→ INSTRUCTIONS:
- A) Summarize the excerpt on the French election and New Zealand's trade with Europe in three sentences.
- B) Answer these questions about the excerpt on the French election and New Zealand's trade with Europe.
(i) Which country has a larger economy than France within the Eurozone?
(ii) What share of New Zealand's goods and services exports went to the EU in 2016?
(iii) What percentage of total visitor arrivals to New Zealand came from the UK?
- C) Carry on the passage about the French election and New Zealand's trade with Europe, starting after its final sentence.

→ EXCERPT PROVIDED:
=== Section Start ===
Expect equities (particularly those in Europe) to experience a modest relief rally over the short-term, the euro to strengthen, and safe haven assets (like gold) to give back some ground.
In this part of the world, equities are likely to benefit from the more positive global sentiment, although to a much lesser degree.
Why is the French election such a big deal anyway?
Among other things, Marine Le Pen wants a Brexit-style referendum on France’s membership of the European Union (EU). This has been the key risk regarding the French election.
France is the second largest economy in the Eurozone, behind Germany. Unlike the UK, it is part of the Eurozone monetary union, meaning it shares the euro currency with a number of other countries including Germany, Spain and Italy.
While the UK was part of the 28-member EU, it always retained its own currency (the pound sterling) rather than joining the smaller, more intertwined group of EU countries that chose to adopt the euro.
Because of this, a “Frexit” would be a much more difficult and disruptive exercise, that would result in significantly more market volatility. In all likelihood, it would trigger a breakup of the Eurozone.
Europe is an important market for New Zealand
The EU is New Zealand’s third-largest trading partner, representing 11.9% of goods and services exports in 2016, behind Australia (18.3%) and China (17.5%). The US is a close fourth, taking 11.5% of our total exports. Two-way trade between us and the EU was valued at over $20bn last year.
However, these EU figures include the UK (which for the time being is still part of the EU), which represents about a third of our exports to the EU. Outside of the UK, our biggest individual country trading partners in the EU are Germany (2.1% of total exports last year), France (1.0%) and Italy (0.6%).
While the EU and the UK are important markets for us, the biggest four individual countries we export to are Australia, China, the US and Japan. These four combined represent a little more than half of total goods and services exports.
Our biggest goods exports to the EU are meat, fruit and wine, while it is an important tourism market as well. In the last 12 months 15.1% of visitor arrivals came from Europe, which was a 12% increase on the previous year. Again, the UK is part of these numbers, and is the biggest contributor, representing 6.3% of total visitor arrivals and our fourth biggest visitor market (behind Australia, China and the US).
=== Section End ===
Page segmentation data
=== Section Start ===
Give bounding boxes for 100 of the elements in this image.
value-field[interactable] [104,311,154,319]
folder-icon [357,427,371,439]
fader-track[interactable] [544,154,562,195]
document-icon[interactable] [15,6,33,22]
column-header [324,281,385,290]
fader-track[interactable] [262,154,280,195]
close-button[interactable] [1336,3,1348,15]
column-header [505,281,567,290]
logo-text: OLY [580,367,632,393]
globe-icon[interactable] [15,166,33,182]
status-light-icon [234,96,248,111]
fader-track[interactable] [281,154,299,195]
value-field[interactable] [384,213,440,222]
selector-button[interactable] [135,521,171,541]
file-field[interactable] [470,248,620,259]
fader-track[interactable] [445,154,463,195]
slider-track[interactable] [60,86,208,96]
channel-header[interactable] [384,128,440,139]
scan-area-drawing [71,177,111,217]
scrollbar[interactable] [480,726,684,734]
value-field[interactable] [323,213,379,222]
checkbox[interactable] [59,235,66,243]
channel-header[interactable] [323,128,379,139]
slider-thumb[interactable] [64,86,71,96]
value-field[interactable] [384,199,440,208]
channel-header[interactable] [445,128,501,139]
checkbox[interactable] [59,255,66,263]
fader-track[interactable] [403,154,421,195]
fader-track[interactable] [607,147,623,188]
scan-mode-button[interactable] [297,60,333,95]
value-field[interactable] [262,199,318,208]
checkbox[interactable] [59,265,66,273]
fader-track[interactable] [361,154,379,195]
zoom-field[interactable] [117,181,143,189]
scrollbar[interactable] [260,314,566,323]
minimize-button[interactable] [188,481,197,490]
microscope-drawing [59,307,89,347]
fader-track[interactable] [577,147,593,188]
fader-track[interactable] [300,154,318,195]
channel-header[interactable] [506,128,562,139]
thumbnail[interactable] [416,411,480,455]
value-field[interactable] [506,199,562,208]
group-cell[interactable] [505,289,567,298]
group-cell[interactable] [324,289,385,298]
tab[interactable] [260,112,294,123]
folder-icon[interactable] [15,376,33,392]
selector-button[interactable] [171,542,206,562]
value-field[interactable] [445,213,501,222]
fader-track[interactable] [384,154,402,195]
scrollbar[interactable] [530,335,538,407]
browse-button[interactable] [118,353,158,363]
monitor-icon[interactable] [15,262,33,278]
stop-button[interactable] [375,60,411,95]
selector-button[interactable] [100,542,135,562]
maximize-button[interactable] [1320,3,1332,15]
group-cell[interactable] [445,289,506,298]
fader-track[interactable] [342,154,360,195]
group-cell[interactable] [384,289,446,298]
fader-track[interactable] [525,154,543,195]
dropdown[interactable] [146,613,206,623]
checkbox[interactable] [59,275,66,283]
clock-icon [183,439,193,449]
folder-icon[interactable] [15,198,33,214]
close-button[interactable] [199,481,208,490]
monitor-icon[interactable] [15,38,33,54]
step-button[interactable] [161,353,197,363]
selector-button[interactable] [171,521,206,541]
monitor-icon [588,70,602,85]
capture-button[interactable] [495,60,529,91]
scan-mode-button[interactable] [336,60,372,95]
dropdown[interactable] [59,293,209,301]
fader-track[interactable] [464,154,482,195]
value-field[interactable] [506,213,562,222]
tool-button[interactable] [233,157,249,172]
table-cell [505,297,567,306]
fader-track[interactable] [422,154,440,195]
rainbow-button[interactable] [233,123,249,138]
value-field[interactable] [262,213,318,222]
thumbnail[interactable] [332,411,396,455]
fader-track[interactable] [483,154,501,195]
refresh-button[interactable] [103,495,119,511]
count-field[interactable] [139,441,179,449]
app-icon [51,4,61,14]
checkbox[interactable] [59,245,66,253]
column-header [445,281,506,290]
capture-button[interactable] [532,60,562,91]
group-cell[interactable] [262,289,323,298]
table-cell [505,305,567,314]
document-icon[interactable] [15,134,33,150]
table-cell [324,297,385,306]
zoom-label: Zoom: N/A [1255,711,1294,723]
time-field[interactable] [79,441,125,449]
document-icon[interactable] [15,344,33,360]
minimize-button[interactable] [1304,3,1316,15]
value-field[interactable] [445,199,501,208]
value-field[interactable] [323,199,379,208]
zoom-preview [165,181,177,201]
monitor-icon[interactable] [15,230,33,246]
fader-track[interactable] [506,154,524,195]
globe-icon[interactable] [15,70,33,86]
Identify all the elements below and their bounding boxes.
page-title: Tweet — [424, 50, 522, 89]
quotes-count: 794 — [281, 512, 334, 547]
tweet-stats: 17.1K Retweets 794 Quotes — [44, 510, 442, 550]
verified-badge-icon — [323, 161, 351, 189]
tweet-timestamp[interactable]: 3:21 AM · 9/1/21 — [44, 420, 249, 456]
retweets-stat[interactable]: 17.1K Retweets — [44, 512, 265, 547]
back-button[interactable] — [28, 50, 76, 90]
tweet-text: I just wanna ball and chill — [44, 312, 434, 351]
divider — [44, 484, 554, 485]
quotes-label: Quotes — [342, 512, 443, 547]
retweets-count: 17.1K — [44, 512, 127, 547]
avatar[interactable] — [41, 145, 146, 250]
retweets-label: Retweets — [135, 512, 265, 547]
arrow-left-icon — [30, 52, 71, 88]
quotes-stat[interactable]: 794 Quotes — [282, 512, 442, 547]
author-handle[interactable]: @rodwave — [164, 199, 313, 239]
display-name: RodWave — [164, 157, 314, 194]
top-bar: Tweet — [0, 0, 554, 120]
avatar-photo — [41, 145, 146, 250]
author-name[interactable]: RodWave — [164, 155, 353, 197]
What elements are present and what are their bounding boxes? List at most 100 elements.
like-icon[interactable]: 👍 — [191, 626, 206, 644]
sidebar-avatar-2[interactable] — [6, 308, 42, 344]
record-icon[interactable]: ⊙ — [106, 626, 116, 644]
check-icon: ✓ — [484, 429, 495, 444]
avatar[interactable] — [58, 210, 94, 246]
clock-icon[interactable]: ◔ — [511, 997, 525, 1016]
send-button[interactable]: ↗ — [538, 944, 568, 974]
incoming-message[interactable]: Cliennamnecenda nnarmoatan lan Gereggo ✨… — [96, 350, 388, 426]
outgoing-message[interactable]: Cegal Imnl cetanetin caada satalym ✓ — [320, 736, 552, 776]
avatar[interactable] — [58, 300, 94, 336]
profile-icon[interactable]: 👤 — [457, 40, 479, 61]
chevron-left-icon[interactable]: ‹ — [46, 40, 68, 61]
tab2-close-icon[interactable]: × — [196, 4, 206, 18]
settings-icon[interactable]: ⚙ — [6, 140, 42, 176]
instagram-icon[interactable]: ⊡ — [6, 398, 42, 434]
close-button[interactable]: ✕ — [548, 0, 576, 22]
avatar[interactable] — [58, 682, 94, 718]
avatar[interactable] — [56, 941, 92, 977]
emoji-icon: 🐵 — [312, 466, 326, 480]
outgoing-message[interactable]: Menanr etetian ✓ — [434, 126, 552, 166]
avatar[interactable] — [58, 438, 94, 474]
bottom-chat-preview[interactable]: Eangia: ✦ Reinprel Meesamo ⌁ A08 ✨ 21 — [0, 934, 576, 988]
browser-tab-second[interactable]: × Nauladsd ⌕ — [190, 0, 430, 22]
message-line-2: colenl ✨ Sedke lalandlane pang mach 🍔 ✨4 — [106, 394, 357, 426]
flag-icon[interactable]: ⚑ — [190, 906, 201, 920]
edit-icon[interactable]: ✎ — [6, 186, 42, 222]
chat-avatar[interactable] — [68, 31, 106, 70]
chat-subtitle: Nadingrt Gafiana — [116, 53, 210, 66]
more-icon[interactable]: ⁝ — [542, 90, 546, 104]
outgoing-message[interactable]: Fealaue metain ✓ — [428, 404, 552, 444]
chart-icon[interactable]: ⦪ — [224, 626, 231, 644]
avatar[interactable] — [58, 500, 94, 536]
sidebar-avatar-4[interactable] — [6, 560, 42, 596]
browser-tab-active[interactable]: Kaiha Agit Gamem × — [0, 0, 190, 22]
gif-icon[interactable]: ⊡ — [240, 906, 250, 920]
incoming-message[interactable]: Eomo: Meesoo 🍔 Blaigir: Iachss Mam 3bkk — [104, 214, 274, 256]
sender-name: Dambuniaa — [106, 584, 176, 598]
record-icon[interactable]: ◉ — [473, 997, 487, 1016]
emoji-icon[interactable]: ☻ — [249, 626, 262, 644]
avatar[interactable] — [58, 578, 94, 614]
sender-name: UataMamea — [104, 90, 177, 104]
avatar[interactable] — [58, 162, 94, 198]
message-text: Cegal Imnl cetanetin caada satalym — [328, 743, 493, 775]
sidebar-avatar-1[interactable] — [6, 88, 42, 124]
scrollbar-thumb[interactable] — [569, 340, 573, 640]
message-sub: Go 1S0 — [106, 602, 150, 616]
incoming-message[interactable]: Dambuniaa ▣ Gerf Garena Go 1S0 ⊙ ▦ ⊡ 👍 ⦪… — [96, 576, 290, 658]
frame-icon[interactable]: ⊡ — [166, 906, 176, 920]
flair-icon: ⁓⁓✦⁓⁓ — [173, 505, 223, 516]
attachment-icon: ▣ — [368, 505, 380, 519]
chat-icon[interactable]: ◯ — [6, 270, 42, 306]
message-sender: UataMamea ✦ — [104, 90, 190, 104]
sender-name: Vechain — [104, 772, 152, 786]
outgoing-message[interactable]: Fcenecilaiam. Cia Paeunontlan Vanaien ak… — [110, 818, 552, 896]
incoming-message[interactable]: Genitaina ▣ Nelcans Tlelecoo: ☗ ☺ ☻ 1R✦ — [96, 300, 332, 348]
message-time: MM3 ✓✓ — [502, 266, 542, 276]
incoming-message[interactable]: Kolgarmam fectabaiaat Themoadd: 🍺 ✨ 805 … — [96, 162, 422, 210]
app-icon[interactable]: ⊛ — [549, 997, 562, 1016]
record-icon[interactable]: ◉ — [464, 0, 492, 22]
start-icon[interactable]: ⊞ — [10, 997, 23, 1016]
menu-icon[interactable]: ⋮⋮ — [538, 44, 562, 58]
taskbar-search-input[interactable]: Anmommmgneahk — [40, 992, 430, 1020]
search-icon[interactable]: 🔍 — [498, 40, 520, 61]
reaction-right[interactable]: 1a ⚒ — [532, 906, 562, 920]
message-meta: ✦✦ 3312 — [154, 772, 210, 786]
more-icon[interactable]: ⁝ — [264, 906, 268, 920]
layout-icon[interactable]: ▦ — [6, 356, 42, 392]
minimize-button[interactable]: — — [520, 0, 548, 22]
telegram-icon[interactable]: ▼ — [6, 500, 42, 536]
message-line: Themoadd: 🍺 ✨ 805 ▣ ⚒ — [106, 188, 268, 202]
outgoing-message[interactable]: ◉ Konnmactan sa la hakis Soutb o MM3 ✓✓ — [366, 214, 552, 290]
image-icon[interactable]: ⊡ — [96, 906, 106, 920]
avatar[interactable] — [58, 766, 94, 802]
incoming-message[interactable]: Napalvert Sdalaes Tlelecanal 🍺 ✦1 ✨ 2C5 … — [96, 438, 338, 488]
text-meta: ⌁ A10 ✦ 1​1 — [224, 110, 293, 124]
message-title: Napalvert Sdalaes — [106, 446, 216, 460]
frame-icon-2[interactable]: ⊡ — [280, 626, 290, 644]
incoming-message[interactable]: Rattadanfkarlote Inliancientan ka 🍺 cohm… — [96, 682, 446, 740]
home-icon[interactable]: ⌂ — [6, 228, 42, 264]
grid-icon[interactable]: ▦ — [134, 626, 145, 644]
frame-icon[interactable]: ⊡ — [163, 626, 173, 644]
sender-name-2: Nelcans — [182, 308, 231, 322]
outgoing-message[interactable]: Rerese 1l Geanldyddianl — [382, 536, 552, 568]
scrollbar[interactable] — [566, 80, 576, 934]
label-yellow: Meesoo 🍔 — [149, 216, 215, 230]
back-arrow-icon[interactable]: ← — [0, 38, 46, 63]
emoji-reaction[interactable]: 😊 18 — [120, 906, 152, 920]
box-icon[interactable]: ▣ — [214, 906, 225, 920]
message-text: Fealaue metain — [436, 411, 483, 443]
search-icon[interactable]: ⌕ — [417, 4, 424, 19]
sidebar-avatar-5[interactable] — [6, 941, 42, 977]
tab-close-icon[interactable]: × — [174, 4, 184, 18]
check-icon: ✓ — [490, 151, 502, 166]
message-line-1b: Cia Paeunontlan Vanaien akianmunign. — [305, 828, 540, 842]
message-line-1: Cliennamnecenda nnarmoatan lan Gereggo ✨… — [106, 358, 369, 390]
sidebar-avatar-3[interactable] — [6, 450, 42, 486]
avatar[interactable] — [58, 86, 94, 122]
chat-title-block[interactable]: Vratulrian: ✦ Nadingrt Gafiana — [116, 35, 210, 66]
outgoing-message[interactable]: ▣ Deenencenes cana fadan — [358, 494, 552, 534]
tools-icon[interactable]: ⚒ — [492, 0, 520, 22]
=== Section End ===
→ YOUR WRITTEN ANSWERS:
- A) Over the short term, equities, especially European ones, are expected to see a modest relief rally, with the euro strengthening and safe-haven assets such as gold giving back some ground. The election mattered because Marine Le Pen wants a Brexit-style referendum on EU membership, and since France, unlike the UK, shares the euro, a "Frexit" would be far more disruptive and would likely trigger a breakup of the Eurozone. Europe is an important market for New Zealand: the EU was its third-largest trading partner in 2016 and buys meat, fruit and wine, and Europe supplied 15.1% of visitor arrivals in the last 12 months, with the UK the largest contributor.

- B)
(i) Germany
(ii) 11.9%
(iii) 6.3%

- C)
However, Germany is not far behind the UK, in fifth place overall representing 2.9% of arrivals. Visitor numbers from Germany increased 14.1% compared to the previous year, more than double the rate of growth from the UK and well ahead of the average. France is a smaller visitor market, representing 1.1% of arrivals in the last year.
Does this mean Europe is out of the woods, in terms of political risk?
Unfortunately, it does not. The French election was the key short-term risk, although European politics will remain a focal point over the rest of this year, and into 2018. There is a string of elections still to come on the calendar and while some are more important than others, the political surprises of the past year will keep investors anxious.
Germany holds its election on September 24, a day after the election here in New Zealand. Italy is also scheduled to hold elections no later than May 2018, although these could come earlier.
Overall, pro-euro sentiment in the 19 member states that share the common currency is at a healthy 74%. Sentiment is also relatively strong in individual countries.Germany remains the most positive regarding the euro with 81% in favour, while Italy looks to be the country least sympathetic to the monetary union at just 53% in favour. France is currently sitting at 68%, in between the two. On this basis, it could well be the Italian election that has the most potential to disrupt markets.